>> START Task inputs

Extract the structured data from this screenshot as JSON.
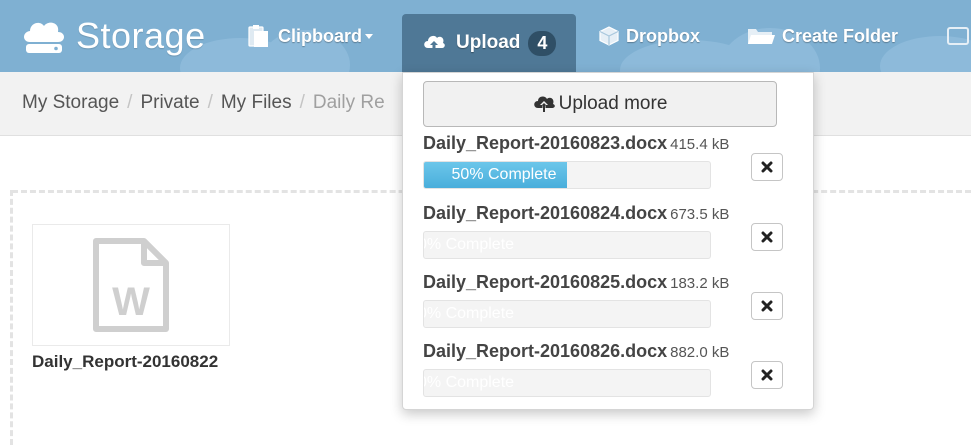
{
  "header": {
    "brand": "Storage",
    "nav": {
      "clipboard": "Clipboard",
      "upload": "Upload",
      "upload_count": "4",
      "dropbox": "Dropbox",
      "create_folder": "Create Folder"
    }
  },
  "breadcrumb": [
    "My Storage",
    "Private",
    "My Files",
    "Daily Re"
  ],
  "files": [
    {
      "name": "Daily_Report-20160822",
      "icon": "word-document-icon"
    }
  ],
  "upload_panel": {
    "upload_more_label": "Upload more",
    "items": [
      {
        "name": "Daily_Report-20160823.docx",
        "size": "415.4 kB",
        "progress": 50,
        "progress_label": "50% Complete"
      },
      {
        "name": "Daily_Report-20160824.docx",
        "size": "673.5 kB",
        "progress": 0,
        "progress_label": "0% Complete"
      },
      {
        "name": "Daily_Report-20160825.docx",
        "size": "183.2 kB",
        "progress": 0,
        "progress_label": "0% Complete"
      },
      {
        "name": "Daily_Report-20160826.docx",
        "size": "882.0 kB",
        "progress": 0,
        "progress_label": "0% Complete"
      }
    ]
  },
  "colors": {
    "header_bg": "#7fb0d2",
    "upload_active_bg": "#4f7896",
    "progress_fill": "#49aedb"
  }
}
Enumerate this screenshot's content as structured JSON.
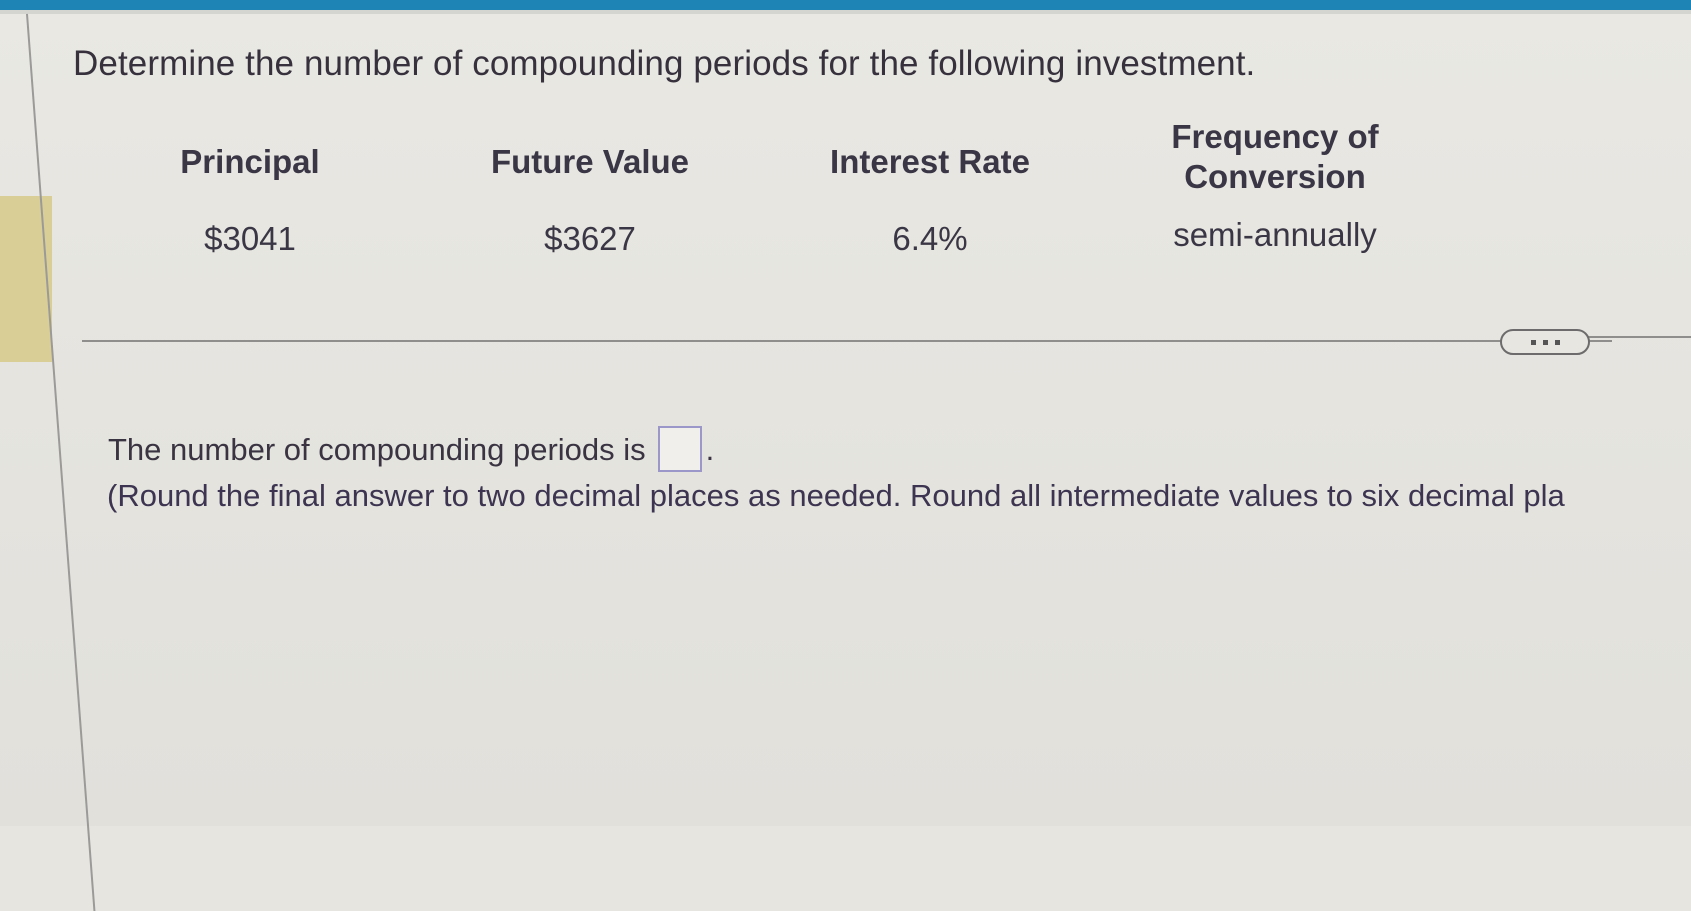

>> END Task inputs

Go back to the records above and write them out exactly, without the pictures.

| Full output |
Extract the structured data from this screenshot as JSON.
{
  "header": {
    "brand": "Storage",
    "nav": {
      "clipboard": "Clipboard",
      "upload": "Upload",
      "upload_count": "4",
      "dropbox": "Dropbox",
      "create_folder": "Create Folder"
    }
  },
  "breadcrumb": [
    "My Storage",
    "Private",
    "My Files",
    "Daily Re"
  ],
  "files": [
    {
      "name": "Daily_Report-20160822",
      "icon": "word-document-icon"
    }
  ],
  "upload_panel": {
    "upload_more_label": "Upload more",
    "items": [
      {
        "name": "Daily_Report-20160823.docx",
        "size": "415.4 kB",
        "progress": 50,
        "progress_label": "50% Complete"
      },
      {
        "name": "Daily_Report-20160824.docx",
        "size": "673.5 kB",
        "progress": 0,
        "progress_label": "0% Complete"
      },
      {
        "name": "Daily_Report-20160825.docx",
        "size": "183.2 kB",
        "progress": 0,
        "progress_label": "0% Complete"
      },
      {
        "name": "Daily_Report-20160826.docx",
        "size": "882.0 kB",
        "progress": 0,
        "progress_label": "0% Complete"
      }
    ]
  },
  "colors": {
    "header_bg": "#7fb0d2",
    "upload_active_bg": "#4f7896",
    "progress_fill": "#49aedb"
  }
}
Enumerate this screenshot's content as structured JSON.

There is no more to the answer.